The request: Write out the entire listing below exactly, with the pictures left out.

[Dataset items]
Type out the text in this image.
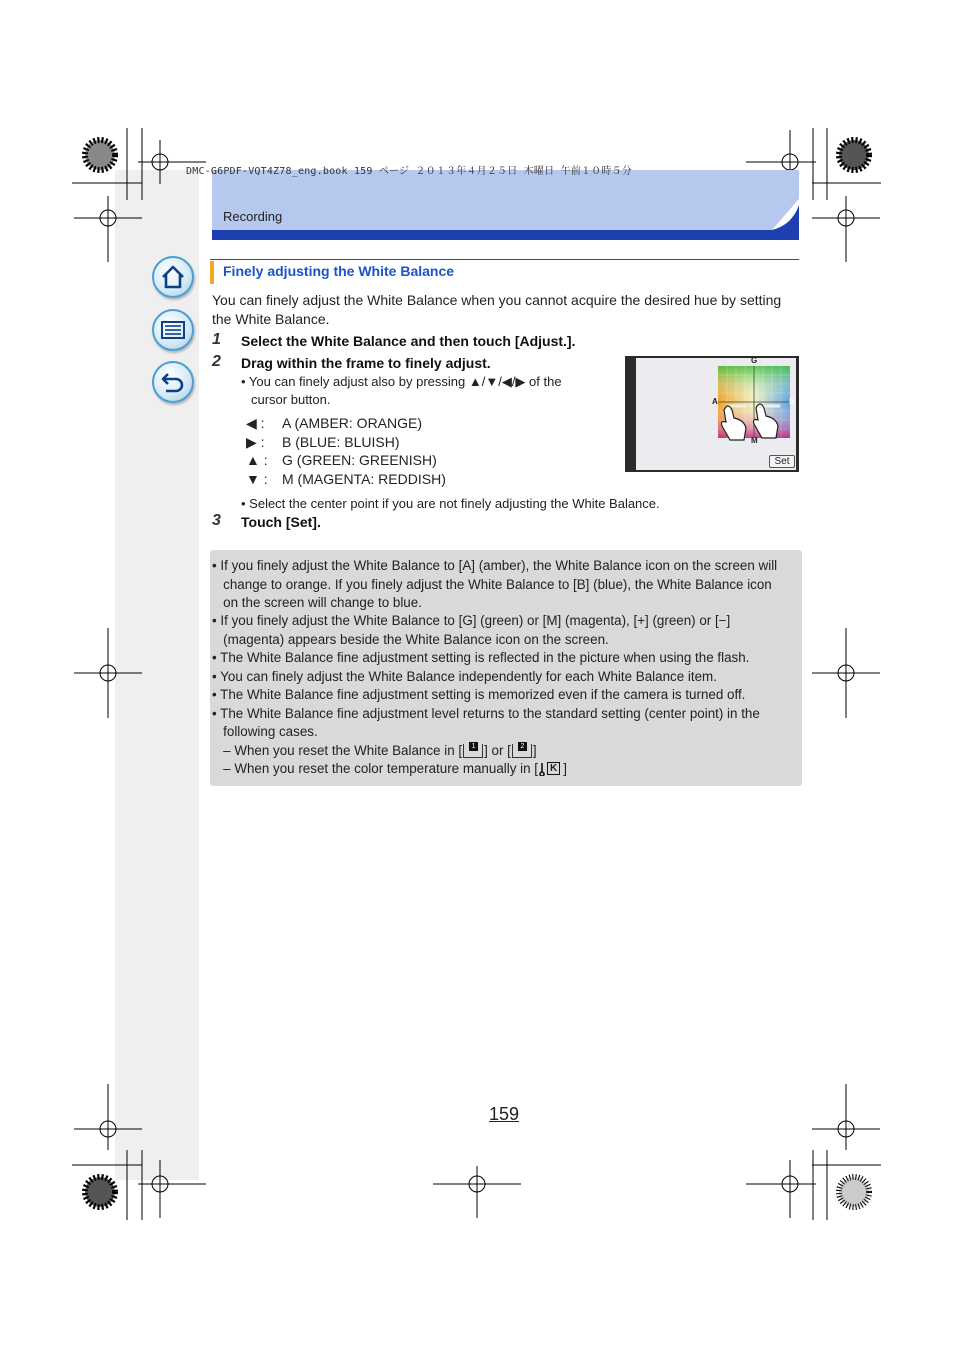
DMC-G6PDF-VQT4Z78_eng.book 159 ページ ２０１３年４月２５日 木曜日 午前１０時５分
Recording
Finely adjusting the White Balance
You can finely adjust the White Balance when you cannot acquire the desired hue by setting the White Balance.
1 Select the White Balance and then touch [Adjust.].
2 Drag within the frame to finely adjust.
• You can finely adjust also by pressing ▲/▼/◀/▶ of the
cursor button.
◀ :	A (AMBER: ORANGE)
▶ :	B (BLUE: BLUISH)
▲ :	G (GREEN: GREENISH)
▼ :	M (MAGENTA: REDDISH)
G
M
A	B
Set
• Select the center point if you are not finely adjusting the White Balance.
3 Touch [Set].
• If you finely adjust the White Balance to [A] (amber), the White Balance icon on the screen will
change to orange. If you finely adjust the White Balance to [B] (blue), the White Balance icon
on the screen will change to blue.
• If you finely adjust the White Balance to [G] (green) or [M] (magenta), [+] (green) or [−]
(magenta) appears beside the White Balance icon on the screen.
• The White Balance fine adjustment setting is reflected in the picture when using the flash.
• You can finely adjust the White Balance independently for each White Balance item.
• The White Balance fine adjustment setting is memorized even if the camera is turned off.
• The White Balance fine adjustment level returns to the standard setting (center point) in the
following cases.
– When you reset the White Balance in [

	1

] or [

	2

]
– When you reset the color temperature manually in [	K ]
159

Worked solution:
Type out the text in this image.
DMC-G6PDF-VQT4Z78_eng.book 159 ページ ２０１３年４月２５日 木曜日 午前１０時５分
Recording
Finely adjusting the White Balance
You can finely adjust the White Balance when you cannot acquire the desired hue by setting the White Balance.
1 Select the White Balance and then touch [Adjust.].
2 Drag within the frame to finely adjust.
• You can finely adjust also by pressing ▲/▼/◀/▶ of the
cursor button.
◀ :	A (AMBER: ORANGE)
▶ :	B (BLUE: BLUISH)
▲ :	G (GREEN: GREENISH)
▼ :	M (MAGENTA: REDDISH)
G
M
A	B
Set
• Select the center point if you are not finely adjusting the White Balance.
3 Touch [Set].
• If you finely adjust the White Balance to [A] (amber), the White Balance icon on the screen will
change to orange. If you finely adjust the White Balance to [B] (blue), the White Balance icon
on the screen will change to blue.
• If you finely adjust the White Balance to [G] (green) or [M] (magenta), [+] (green) or [−]
(magenta) appears beside the White Balance icon on the screen.
• The White Balance fine adjustment setting is reflected in the picture when using the flash.
• You can finely adjust the White Balance independently for each White Balance item.
• The White Balance fine adjustment setting is memorized even if the camera is turned off.
• The White Balance fine adjustment level returns to the standard setting (center point) in the
following cases.
– When you reset the White Balance in [

	1

] or [

	2

]
– When you reset the color temperature manually in [	K ]
159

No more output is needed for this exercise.